▶ **Written problem**
Will you quote all of the entries, word for word?

** Start of Working data **

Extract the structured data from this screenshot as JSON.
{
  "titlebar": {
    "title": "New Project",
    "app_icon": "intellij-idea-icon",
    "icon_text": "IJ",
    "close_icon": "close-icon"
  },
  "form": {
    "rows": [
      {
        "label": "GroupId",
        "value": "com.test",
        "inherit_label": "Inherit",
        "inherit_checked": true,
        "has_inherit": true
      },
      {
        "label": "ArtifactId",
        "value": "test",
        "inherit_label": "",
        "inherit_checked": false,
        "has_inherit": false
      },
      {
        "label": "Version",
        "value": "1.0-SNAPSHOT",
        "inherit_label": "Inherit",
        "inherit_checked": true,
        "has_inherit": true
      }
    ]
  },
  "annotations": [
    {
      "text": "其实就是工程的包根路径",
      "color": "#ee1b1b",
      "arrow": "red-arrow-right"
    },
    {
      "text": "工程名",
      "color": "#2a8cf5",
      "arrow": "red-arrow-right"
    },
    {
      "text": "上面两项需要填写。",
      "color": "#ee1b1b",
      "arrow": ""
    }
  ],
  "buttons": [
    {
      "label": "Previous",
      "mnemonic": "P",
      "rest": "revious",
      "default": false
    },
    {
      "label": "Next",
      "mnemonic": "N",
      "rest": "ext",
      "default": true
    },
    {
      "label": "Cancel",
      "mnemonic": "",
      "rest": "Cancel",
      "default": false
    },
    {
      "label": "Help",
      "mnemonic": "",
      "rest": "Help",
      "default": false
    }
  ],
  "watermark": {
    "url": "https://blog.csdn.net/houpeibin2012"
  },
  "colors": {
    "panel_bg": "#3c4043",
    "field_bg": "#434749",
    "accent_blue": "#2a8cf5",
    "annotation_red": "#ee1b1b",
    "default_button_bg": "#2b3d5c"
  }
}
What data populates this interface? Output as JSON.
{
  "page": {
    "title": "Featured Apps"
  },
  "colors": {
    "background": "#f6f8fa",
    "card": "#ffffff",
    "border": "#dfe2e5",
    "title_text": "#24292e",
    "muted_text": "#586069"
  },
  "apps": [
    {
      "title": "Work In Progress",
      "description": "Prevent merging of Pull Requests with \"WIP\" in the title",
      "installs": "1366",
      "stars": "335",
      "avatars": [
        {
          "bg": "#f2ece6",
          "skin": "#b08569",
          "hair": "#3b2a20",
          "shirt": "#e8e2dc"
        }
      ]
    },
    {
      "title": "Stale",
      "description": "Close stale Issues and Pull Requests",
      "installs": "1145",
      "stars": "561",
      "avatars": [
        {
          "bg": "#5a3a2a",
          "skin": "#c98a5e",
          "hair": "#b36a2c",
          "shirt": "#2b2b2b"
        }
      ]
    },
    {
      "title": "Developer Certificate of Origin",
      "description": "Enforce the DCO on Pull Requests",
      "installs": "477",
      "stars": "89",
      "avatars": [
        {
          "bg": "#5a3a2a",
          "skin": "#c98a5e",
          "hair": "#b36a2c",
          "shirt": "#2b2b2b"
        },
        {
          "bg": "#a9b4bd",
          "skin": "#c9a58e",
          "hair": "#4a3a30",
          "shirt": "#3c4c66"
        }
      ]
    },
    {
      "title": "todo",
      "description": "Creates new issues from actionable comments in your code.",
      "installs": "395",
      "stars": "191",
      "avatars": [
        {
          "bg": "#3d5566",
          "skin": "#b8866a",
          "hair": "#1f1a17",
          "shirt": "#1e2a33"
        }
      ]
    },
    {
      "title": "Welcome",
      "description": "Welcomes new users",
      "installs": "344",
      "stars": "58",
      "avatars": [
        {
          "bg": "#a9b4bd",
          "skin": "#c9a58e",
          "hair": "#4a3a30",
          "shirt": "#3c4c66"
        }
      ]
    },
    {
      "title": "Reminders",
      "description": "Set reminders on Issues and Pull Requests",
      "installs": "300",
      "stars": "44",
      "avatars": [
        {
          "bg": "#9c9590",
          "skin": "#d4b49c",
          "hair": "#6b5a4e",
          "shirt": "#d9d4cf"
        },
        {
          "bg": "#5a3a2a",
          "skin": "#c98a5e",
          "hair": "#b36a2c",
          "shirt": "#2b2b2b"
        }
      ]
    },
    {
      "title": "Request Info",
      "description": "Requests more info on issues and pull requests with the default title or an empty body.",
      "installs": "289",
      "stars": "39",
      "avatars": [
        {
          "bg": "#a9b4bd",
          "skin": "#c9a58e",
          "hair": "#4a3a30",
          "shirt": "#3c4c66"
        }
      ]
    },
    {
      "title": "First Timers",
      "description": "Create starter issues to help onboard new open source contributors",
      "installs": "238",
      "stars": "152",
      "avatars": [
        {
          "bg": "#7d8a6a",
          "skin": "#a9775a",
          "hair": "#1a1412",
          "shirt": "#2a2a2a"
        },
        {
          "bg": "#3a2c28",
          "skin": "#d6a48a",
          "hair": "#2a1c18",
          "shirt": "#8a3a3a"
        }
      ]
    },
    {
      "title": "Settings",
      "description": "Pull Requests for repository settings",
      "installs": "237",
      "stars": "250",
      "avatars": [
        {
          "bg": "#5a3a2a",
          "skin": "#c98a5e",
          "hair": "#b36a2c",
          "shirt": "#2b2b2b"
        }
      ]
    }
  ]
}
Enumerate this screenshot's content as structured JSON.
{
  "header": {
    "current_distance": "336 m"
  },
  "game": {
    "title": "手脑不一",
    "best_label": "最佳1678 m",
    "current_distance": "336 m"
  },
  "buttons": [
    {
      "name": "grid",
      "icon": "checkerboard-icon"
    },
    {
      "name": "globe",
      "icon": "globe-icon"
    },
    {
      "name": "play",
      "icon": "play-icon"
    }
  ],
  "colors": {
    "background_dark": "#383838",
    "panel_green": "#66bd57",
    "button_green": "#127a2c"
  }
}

** End of Working data **

▶ **Written solution**
Extract the structured data from this screenshot as JSON.
{
  "titlebar": {
    "title": "New Project",
    "app_icon": "intellij-idea-icon",
    "icon_text": "IJ",
    "close_icon": "close-icon"
  },
  "form": {
    "rows": [
      {
        "label": "GroupId",
        "value": "com.test",
        "inherit_label": "Inherit",
        "inherit_checked": true,
        "has_inherit": true
      },
      {
        "label": "ArtifactId",
        "value": "test",
        "inherit_label": "",
        "inherit_checked": false,
        "has_inherit": false
      },
      {
        "label": "Version",
        "value": "1.0-SNAPSHOT",
        "inherit_label": "Inherit",
        "inherit_checked": true,
        "has_inherit": true
      }
    ]
  },
  "annotations": [
    {
      "text": "其实就是工程的包根路径",
      "color": "#ee1b1b",
      "arrow": "red-arrow-right"
    },
    {
      "text": "工程名",
      "color": "#2a8cf5",
      "arrow": "red-arrow-right"
    },
    {
      "text": "上面两项需要填写。",
      "color": "#ee1b1b",
      "arrow": ""
    }
  ],
  "buttons": [
    {
      "label": "Previous",
      "mnemonic": "P",
      "rest": "revious",
      "default": false
    },
    {
      "label": "Next",
      "mnemonic": "N",
      "rest": "ext",
      "default": true
    },
    {
      "label": "Cancel",
      "mnemonic": "",
      "rest": "Cancel",
      "default": false
    },
    {
      "label": "Help",
      "mnemonic": "",
      "rest": "Help",
      "default": false
    }
  ],
  "watermark": {
    "url": "https://blog.csdn.net/houpeibin2012"
  },
  "colors": {
    "panel_bg": "#3c4043",
    "field_bg": "#434749",
    "accent_blue": "#2a8cf5",
    "annotation_red": "#ee1b1b",
    "default_button_bg": "#2b3d5c"
  }
}
What data populates this interface? Output as JSON.
{
  "page": {
    "title": "Featured Apps"
  },
  "colors": {
    "background": "#f6f8fa",
    "card": "#ffffff",
    "border": "#dfe2e5",
    "title_text": "#24292e",
    "muted_text": "#586069"
  },
  "apps": [
    {
      "title": "Work In Progress",
      "description": "Prevent merging of Pull Requests with \"WIP\" in the title",
      "installs": "1366",
      "stars": "335",
      "avatars": [
        {
          "bg": "#f2ece6",
          "skin": "#b08569",
          "hair": "#3b2a20",
          "shirt": "#e8e2dc"
        }
      ]
    },
    {
      "title": "Stale",
      "description": "Close stale Issues and Pull Requests",
      "installs": "1145",
      "stars": "561",
      "avatars": [
        {
          "bg": "#5a3a2a",
          "skin": "#c98a5e",
          "hair": "#b36a2c",
          "shirt": "#2b2b2b"
        }
      ]
    },
    {
      "title": "Developer Certificate of Origin",
      "description": "Enforce the DCO on Pull Requests",
      "installs": "477",
      "stars": "89",
      "avatars": [
        {
          "bg": "#5a3a2a",
          "skin": "#c98a5e",
          "hair": "#b36a2c",
          "shirt": "#2b2b2b"
        },
        {
          "bg": "#a9b4bd",
          "skin": "#c9a58e",
          "hair": "#4a3a30",
          "shirt": "#3c4c66"
        }
      ]
    },
    {
      "title": "todo",
      "description": "Creates new issues from actionable comments in your code.",
      "installs": "395",
      "stars": "191",
      "avatars": [
        {
          "bg": "#3d5566",
          "skin": "#b8866a",
          "hair": "#1f1a17",
          "shirt": "#1e2a33"
        }
      ]
    },
    {
      "title": "Welcome",
      "description": "Welcomes new users",
      "installs": "344",
      "stars": "58",
      "avatars": [
        {
          "bg": "#a9b4bd",
          "skin": "#c9a58e",
          "hair": "#4a3a30",
          "shirt": "#3c4c66"
        }
      ]
    },
    {
      "title": "Reminders",
      "description": "Set reminders on Issues and Pull Requests",
      "installs": "300",
      "stars": "44",
      "avatars": [
        {
          "bg": "#9c9590",
          "skin": "#d4b49c",
          "hair": "#6b5a4e",
          "shirt": "#d9d4cf"
        },
        {
          "bg": "#5a3a2a",
          "skin": "#c98a5e",
          "hair": "#b36a2c",
          "shirt": "#2b2b2b"
        }
      ]
    },
    {
      "title": "Request Info",
      "description": "Requests more info on issues and pull requests with the default title or an empty body.",
      "installs": "289",
      "stars": "39",
      "avatars": [
        {
          "bg": "#a9b4bd",
          "skin": "#c9a58e",
          "hair": "#4a3a30",
          "shirt": "#3c4c66"
        }
      ]
    },
    {
      "title": "First Timers",
      "description": "Create starter issues to help onboard new open source contributors",
      "installs": "238",
      "stars": "152",
      "avatars": [
        {
          "bg": "#7d8a6a",
          "skin": "#a9775a",
          "hair": "#1a1412",
          "shirt": "#2a2a2a"
        },
        {
          "bg": "#3a2c28",
          "skin": "#d6a48a",
          "hair": "#2a1c18",
          "shirt": "#8a3a3a"
        }
      ]
    },
    {
      "title": "Settings",
      "description": "Pull Requests for repository settings",
      "installs": "237",
      "stars": "250",
      "avatars": [
        {
          "bg": "#5a3a2a",
          "skin": "#c98a5e",
          "hair": "#b36a2c",
          "shirt": "#2b2b2b"
        }
      ]
    }
  ]
}
Enumerate this screenshot's content as structured JSON.
{
  "header": {
    "current_distance": "336 m"
  },
  "game": {
    "title": "手脑不一",
    "best_label": "最佳1678 m",
    "current_distance": "336 m"
  },
  "buttons": [
    {
      "name": "grid",
      "icon": "checkerboard-icon"
    },
    {
      "name": "globe",
      "icon": "globe-icon"
    },
    {
      "name": "play",
      "icon": "play-icon"
    }
  ],
  "colors": {
    "background_dark": "#383838",
    "panel_green": "#66bd57",
    "button_green": "#127a2c"
  }
}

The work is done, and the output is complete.